• Instructions to follow: Determine the number of lines that contain the word "Scotch", then state that number and nothing more.

• Supplied material:
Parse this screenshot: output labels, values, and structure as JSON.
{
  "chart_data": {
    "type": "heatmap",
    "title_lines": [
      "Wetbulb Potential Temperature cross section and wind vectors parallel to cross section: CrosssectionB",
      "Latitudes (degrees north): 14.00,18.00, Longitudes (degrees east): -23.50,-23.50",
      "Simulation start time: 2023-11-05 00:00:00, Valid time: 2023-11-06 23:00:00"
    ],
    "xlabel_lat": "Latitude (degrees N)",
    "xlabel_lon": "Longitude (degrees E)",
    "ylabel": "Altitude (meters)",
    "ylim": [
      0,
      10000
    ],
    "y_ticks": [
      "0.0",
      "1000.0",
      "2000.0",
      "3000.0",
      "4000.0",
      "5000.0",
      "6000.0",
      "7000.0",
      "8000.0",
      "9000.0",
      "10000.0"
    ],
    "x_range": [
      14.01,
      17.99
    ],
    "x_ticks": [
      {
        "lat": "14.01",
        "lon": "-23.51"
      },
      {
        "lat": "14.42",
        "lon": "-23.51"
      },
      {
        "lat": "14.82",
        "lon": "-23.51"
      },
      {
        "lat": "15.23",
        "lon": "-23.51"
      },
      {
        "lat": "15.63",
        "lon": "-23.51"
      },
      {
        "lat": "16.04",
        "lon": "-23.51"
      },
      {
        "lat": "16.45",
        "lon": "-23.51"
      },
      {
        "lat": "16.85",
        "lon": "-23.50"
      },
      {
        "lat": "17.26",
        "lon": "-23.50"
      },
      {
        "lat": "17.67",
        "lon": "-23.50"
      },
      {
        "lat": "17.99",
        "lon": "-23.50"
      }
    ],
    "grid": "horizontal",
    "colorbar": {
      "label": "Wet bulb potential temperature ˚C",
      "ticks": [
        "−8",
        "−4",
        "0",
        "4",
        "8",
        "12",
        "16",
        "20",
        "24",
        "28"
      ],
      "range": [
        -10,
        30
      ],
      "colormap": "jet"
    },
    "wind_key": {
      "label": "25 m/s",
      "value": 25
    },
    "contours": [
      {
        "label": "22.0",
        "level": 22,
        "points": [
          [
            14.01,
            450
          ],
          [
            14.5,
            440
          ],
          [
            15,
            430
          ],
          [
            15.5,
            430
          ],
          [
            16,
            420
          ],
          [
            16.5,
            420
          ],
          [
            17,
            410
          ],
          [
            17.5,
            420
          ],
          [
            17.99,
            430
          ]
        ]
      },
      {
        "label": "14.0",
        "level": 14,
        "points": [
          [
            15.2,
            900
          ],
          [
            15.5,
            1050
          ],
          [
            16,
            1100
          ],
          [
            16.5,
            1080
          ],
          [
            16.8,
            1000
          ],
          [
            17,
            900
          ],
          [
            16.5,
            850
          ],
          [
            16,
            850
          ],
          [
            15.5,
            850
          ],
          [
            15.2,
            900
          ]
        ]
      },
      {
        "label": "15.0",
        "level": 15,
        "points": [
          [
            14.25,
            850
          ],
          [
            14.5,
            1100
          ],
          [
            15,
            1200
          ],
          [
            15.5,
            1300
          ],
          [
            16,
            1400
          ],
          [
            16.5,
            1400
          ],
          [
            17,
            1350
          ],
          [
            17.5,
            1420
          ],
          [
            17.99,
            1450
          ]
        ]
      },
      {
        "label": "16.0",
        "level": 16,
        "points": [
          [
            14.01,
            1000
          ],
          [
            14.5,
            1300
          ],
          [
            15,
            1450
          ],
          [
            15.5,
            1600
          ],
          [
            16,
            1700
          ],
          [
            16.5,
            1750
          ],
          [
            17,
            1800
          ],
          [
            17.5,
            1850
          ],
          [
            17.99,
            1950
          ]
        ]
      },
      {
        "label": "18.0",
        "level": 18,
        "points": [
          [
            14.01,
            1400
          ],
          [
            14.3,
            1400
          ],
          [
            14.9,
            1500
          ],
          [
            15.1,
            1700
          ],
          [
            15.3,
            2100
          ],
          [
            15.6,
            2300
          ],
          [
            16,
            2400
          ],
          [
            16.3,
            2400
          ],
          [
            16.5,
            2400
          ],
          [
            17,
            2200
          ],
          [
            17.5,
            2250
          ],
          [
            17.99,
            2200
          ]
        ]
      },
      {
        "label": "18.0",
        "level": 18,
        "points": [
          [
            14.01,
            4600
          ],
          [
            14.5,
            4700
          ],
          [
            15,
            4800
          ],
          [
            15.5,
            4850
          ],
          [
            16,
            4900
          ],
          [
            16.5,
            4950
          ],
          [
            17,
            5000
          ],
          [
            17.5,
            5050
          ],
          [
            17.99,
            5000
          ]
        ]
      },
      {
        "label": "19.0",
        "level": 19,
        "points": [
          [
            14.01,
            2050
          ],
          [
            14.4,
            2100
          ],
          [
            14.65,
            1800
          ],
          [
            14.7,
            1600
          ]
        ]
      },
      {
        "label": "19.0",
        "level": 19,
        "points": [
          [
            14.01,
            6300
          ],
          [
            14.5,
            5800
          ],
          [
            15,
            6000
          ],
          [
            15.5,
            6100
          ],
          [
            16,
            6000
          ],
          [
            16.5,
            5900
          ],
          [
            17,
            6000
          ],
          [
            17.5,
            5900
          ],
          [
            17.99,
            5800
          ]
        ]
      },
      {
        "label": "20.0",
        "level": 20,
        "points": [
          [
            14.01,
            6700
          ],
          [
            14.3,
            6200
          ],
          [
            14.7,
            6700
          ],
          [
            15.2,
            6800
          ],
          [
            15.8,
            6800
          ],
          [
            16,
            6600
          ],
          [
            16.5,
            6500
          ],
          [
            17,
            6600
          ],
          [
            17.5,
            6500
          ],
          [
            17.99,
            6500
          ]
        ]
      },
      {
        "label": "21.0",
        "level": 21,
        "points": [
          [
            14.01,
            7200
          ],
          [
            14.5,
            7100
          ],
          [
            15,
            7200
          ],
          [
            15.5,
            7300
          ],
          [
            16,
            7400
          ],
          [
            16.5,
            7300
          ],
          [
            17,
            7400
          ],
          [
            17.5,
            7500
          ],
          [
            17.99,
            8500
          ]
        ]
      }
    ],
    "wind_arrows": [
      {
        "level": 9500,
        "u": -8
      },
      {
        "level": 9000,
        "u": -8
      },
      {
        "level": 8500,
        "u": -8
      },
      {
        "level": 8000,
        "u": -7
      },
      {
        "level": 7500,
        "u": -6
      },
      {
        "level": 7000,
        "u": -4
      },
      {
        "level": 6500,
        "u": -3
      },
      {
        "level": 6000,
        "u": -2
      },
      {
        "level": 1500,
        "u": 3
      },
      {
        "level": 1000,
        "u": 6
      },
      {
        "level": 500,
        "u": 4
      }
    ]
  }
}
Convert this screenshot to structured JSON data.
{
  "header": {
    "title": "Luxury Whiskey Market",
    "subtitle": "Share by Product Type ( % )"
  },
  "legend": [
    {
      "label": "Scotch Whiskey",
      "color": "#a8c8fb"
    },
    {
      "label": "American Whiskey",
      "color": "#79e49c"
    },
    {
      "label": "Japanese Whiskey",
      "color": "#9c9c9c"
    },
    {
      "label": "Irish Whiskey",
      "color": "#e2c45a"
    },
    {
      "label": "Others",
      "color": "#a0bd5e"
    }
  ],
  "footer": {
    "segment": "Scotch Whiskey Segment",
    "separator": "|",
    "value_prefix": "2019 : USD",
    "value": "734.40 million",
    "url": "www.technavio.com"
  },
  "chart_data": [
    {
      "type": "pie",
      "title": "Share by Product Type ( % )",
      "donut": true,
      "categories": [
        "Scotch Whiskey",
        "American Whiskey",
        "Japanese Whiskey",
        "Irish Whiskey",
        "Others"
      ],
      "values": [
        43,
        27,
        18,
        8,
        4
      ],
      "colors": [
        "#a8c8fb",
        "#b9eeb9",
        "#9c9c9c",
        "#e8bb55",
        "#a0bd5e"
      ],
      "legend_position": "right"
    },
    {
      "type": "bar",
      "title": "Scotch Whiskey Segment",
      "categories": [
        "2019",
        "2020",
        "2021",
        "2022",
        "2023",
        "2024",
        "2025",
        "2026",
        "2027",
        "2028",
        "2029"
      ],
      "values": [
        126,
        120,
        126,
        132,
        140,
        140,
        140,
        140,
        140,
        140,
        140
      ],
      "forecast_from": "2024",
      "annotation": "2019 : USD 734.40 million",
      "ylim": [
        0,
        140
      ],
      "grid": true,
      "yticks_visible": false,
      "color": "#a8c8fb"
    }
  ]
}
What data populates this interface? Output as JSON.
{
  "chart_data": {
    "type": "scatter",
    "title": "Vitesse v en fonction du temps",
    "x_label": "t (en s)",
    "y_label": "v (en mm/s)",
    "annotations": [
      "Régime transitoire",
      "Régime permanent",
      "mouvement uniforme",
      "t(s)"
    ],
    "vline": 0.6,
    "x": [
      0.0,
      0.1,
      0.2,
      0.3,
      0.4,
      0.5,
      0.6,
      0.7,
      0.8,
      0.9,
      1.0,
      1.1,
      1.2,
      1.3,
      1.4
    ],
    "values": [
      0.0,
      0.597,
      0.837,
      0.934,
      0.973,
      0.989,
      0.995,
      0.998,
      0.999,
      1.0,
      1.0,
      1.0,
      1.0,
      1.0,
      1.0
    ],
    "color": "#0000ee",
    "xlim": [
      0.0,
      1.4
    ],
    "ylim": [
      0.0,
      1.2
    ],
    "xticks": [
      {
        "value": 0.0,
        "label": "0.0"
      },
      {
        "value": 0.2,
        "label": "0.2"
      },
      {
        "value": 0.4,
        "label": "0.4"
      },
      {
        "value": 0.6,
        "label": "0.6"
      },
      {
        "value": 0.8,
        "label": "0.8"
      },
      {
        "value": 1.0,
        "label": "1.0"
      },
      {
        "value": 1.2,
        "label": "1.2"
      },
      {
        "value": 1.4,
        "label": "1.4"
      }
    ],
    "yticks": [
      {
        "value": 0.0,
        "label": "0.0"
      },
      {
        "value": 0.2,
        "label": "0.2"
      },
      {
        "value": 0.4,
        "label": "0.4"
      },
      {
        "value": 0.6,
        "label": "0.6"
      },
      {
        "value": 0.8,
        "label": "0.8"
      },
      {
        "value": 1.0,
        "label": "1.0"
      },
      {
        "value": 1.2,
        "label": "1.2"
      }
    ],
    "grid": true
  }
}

• Output for this exercise: 4